WHAT IS EXPECTED: Pick out the lines in the listing below that contain the word "maison" and copy them.

Recorded data

________________________________________

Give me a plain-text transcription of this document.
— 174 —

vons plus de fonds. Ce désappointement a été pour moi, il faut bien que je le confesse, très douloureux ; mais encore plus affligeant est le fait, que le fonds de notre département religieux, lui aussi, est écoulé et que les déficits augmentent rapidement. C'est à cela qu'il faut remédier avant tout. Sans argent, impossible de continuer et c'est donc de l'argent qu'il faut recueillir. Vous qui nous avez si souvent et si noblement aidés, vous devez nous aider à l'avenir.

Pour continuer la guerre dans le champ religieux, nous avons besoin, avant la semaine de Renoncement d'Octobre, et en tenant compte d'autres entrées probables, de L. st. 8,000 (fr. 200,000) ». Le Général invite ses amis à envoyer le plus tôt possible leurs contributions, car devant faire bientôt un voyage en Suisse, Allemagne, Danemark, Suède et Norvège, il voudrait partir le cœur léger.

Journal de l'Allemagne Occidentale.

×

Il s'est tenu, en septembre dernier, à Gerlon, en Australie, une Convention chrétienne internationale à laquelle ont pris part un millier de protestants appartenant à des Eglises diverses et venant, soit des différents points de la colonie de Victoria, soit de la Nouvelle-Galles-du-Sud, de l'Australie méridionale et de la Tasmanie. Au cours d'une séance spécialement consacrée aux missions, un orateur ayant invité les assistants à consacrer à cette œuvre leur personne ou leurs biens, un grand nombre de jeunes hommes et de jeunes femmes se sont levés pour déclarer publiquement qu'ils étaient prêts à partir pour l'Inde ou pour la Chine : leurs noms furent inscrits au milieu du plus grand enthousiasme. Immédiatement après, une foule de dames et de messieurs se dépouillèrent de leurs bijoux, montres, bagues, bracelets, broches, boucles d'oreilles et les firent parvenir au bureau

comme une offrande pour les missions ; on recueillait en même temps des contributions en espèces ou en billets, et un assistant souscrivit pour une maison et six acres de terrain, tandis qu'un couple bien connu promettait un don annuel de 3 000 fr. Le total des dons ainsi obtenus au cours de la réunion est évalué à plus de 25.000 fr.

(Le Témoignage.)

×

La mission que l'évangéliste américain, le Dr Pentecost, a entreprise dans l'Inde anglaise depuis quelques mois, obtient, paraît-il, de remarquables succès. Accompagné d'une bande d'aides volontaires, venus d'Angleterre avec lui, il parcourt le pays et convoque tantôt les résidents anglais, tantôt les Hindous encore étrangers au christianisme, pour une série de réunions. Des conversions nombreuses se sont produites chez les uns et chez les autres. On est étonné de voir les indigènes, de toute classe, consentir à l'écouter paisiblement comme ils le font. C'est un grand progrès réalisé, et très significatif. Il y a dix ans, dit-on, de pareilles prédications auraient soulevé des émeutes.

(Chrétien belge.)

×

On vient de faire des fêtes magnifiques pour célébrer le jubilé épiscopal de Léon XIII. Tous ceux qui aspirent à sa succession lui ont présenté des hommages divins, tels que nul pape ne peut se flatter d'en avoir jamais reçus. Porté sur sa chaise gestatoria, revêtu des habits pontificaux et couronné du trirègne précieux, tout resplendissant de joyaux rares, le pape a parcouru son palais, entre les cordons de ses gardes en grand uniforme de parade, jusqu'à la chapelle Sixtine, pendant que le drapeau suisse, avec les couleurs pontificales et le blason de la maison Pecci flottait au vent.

________________________________________

RESPONSE BELOW:
comme une offrande pour les missions ; on recueillait en même temps des contributions en espèces ou en billets, et un assistant souscrivit pour une maison et six acres de terrain, tandis qu'un couple bien connu promettait un don annuel de 3 000 fr. Le total des dons ainsi obtenus au cours de la réunion est évalué à plus de 25.000 fr.
On vient de faire des fêtes magnifiques pour célébrer le jubilé épiscopal de Léon XIII. Tous ceux qui aspirent à sa succession lui ont présenté des hommages divins, tels que nul pape ne peut se flatter d'en avoir jamais reçus. Porté sur sa chaise gestatoria, revêtu des habits pontificaux et couronné du trirègne précieux, tout resplendissant de joyaux rares, le pape a parcouru son palais, entre les cordons de ses gardes en grand uniforme de parade, jusqu'à la chapelle Sixtine, pendant que le drapeau suisse, avec les couleurs pontificales et le blason de la maison Pecci flottait au vent.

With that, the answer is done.